**Entries shown:**
+ + + + +

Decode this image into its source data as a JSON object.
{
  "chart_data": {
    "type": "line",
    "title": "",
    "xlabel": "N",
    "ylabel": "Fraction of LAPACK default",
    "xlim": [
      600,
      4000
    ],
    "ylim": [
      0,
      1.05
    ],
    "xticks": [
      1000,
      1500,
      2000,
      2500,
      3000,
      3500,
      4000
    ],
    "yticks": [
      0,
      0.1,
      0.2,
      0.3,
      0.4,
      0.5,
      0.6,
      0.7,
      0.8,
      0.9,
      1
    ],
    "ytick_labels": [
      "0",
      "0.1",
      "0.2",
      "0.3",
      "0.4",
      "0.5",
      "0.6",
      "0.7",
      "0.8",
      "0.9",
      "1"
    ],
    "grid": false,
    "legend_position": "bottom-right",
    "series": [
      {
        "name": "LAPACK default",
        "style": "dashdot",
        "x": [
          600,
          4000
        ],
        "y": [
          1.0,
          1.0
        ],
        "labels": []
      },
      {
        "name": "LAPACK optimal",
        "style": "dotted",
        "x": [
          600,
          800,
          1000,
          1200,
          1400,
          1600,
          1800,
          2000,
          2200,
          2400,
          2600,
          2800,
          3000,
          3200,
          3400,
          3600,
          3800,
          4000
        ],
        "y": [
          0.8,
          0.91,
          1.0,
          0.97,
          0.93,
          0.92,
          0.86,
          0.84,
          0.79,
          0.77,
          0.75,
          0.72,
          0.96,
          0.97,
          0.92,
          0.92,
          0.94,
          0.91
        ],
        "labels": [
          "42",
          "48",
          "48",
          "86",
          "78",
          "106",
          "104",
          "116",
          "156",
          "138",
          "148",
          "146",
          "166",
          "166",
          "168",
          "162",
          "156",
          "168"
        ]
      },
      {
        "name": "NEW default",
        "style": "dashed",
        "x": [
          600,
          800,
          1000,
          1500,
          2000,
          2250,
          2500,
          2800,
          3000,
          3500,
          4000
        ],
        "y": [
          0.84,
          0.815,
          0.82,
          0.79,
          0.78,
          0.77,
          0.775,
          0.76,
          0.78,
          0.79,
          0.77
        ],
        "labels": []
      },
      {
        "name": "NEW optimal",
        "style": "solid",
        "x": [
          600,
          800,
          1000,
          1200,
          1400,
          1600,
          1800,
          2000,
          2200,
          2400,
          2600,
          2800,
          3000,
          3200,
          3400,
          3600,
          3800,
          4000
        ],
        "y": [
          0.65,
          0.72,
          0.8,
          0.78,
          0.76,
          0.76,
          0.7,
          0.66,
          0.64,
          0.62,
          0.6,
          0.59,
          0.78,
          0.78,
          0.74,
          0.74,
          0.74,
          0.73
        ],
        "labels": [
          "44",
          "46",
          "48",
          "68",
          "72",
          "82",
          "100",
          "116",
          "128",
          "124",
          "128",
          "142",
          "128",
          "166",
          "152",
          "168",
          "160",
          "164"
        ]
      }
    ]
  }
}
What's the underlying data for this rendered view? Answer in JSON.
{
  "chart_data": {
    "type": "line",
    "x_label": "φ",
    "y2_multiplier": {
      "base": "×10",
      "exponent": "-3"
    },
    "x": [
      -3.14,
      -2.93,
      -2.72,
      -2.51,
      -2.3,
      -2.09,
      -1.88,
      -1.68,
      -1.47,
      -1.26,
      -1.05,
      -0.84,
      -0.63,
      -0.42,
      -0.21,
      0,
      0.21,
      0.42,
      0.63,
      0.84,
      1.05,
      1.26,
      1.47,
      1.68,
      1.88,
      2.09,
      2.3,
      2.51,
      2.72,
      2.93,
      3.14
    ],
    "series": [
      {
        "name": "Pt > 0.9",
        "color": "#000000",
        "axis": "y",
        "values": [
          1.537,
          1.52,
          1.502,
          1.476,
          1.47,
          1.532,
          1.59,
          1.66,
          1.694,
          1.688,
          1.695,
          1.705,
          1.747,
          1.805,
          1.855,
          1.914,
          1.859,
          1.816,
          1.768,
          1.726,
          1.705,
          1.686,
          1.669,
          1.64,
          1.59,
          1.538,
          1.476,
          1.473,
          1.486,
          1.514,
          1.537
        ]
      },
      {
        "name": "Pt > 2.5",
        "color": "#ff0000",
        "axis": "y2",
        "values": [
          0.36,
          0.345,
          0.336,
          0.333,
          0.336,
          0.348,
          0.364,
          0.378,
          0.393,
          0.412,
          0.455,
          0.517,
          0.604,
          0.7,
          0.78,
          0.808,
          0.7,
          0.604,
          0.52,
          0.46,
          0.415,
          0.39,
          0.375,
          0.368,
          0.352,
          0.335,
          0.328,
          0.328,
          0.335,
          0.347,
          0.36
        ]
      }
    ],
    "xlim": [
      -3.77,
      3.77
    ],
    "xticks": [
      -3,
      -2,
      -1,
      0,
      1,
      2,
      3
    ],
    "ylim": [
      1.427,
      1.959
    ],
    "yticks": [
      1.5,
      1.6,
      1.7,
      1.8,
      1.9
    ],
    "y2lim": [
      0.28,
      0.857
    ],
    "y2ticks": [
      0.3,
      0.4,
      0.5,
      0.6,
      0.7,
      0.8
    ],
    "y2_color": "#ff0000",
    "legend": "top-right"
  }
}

+ + + + +

Transcribe every entry exactly, omitting nothing.

Decode this image into its source data as a JSON object.
{
  "chart_data": {
    "type": "line",
    "title": "",
    "xlabel": "N",
    "ylabel": "Fraction of LAPACK default",
    "xlim": [
      600,
      4000
    ],
    "ylim": [
      0,
      1.05
    ],
    "xticks": [
      1000,
      1500,
      2000,
      2500,
      3000,
      3500,
      4000
    ],
    "yticks": [
      0,
      0.1,
      0.2,
      0.3,
      0.4,
      0.5,
      0.6,
      0.7,
      0.8,
      0.9,
      1
    ],
    "ytick_labels": [
      "0",
      "0.1",
      "0.2",
      "0.3",
      "0.4",
      "0.5",
      "0.6",
      "0.7",
      "0.8",
      "0.9",
      "1"
    ],
    "grid": false,
    "legend_position": "bottom-right",
    "series": [
      {
        "name": "LAPACK default",
        "style": "dashdot",
        "x": [
          600,
          4000
        ],
        "y": [
          1.0,
          1.0
        ],
        "labels": []
      },
      {
        "name": "LAPACK optimal",
        "style": "dotted",
        "x": [
          600,
          800,
          1000,
          1200,
          1400,
          1600,
          1800,
          2000,
          2200,
          2400,
          2600,
          2800,
          3000,
          3200,
          3400,
          3600,
          3800,
          4000
        ],
        "y": [
          0.8,
          0.91,
          1.0,
          0.97,
          0.93,
          0.92,
          0.86,
          0.84,
          0.79,
          0.77,
          0.75,
          0.72,
          0.96,
          0.97,
          0.92,
          0.92,
          0.94,
          0.91
        ],
        "labels": [
          "42",
          "48",
          "48",
          "86",
          "78",
          "106",
          "104",
          "116",
          "156",
          "138",
          "148",
          "146",
          "166",
          "166",
          "168",
          "162",
          "156",
          "168"
        ]
      },
      {
        "name": "NEW default",
        "style": "dashed",
        "x": [
          600,
          800,
          1000,
          1500,
          2000,
          2250,
          2500,
          2800,
          3000,
          3500,
          4000
        ],
        "y": [
          0.84,
          0.815,
          0.82,
          0.79,
          0.78,
          0.77,
          0.775,
          0.76,
          0.78,
          0.79,
          0.77
        ],
        "labels": []
      },
      {
        "name": "NEW optimal",
        "style": "solid",
        "x": [
          600,
          800,
          1000,
          1200,
          1400,
          1600,
          1800,
          2000,
          2200,
          2400,
          2600,
          2800,
          3000,
          3200,
          3400,
          3600,
          3800,
          4000
        ],
        "y": [
          0.65,
          0.72,
          0.8,
          0.78,
          0.76,
          0.76,
          0.7,
          0.66,
          0.64,
          0.62,
          0.6,
          0.59,
          0.78,
          0.78,
          0.74,
          0.74,
          0.74,
          0.73
        ],
        "labels": [
          "44",
          "46",
          "48",
          "68",
          "72",
          "82",
          "100",
          "116",
          "128",
          "124",
          "128",
          "142",
          "128",
          "166",
          "152",
          "168",
          "160",
          "164"
        ]
      }
    ]
  }
}
What's the underlying data for this rendered view? Answer in JSON.
{
  "chart_data": {
    "type": "line",
    "x_label": "φ",
    "y2_multiplier": {
      "base": "×10",
      "exponent": "-3"
    },
    "x": [
      -3.14,
      -2.93,
      -2.72,
      -2.51,
      -2.3,
      -2.09,
      -1.88,
      -1.68,
      -1.47,
      -1.26,
      -1.05,
      -0.84,
      -0.63,
      -0.42,
      -0.21,
      0,
      0.21,
      0.42,
      0.63,
      0.84,
      1.05,
      1.26,
      1.47,
      1.68,
      1.88,
      2.09,
      2.3,
      2.51,
      2.72,
      2.93,
      3.14
    ],
    "series": [
      {
        "name": "Pt > 0.9",
        "color": "#000000",
        "axis": "y",
        "values": [
          1.537,
          1.52,
          1.502,
          1.476,
          1.47,
          1.532,
          1.59,
          1.66,
          1.694,
          1.688,
          1.695,
          1.705,
          1.747,
          1.805,
          1.855,
          1.914,
          1.859,
          1.816,
          1.768,
          1.726,
          1.705,
          1.686,
          1.669,
          1.64,
          1.59,
          1.538,
          1.476,
          1.473,
          1.486,
          1.514,
          1.537
        ]
      },
      {
        "name": "Pt > 2.5",
        "color": "#ff0000",
        "axis": "y2",
        "values": [
          0.36,
          0.345,
          0.336,
          0.333,
          0.336,
          0.348,
          0.364,
          0.378,
          0.393,
          0.412,
          0.455,
          0.517,
          0.604,
          0.7,
          0.78,
          0.808,
          0.7,
          0.604,
          0.52,
          0.46,
          0.415,
          0.39,
          0.375,
          0.368,
          0.352,
          0.335,
          0.328,
          0.328,
          0.335,
          0.347,
          0.36
        ]
      }
    ],
    "xlim": [
      -3.77,
      3.77
    ],
    "xticks": [
      -3,
      -2,
      -1,
      0,
      1,
      2,
      3
    ],
    "ylim": [
      1.427,
      1.959
    ],
    "yticks": [
      1.5,
      1.6,
      1.7,
      1.8,
      1.9
    ],
    "y2lim": [
      0.28,
      0.857
    ],
    "y2ticks": [
      0.3,
      0.4,
      0.5,
      0.6,
      0.7,
      0.8
    ],
    "y2_color": "#ff0000",
    "legend": "top-right"
  }
}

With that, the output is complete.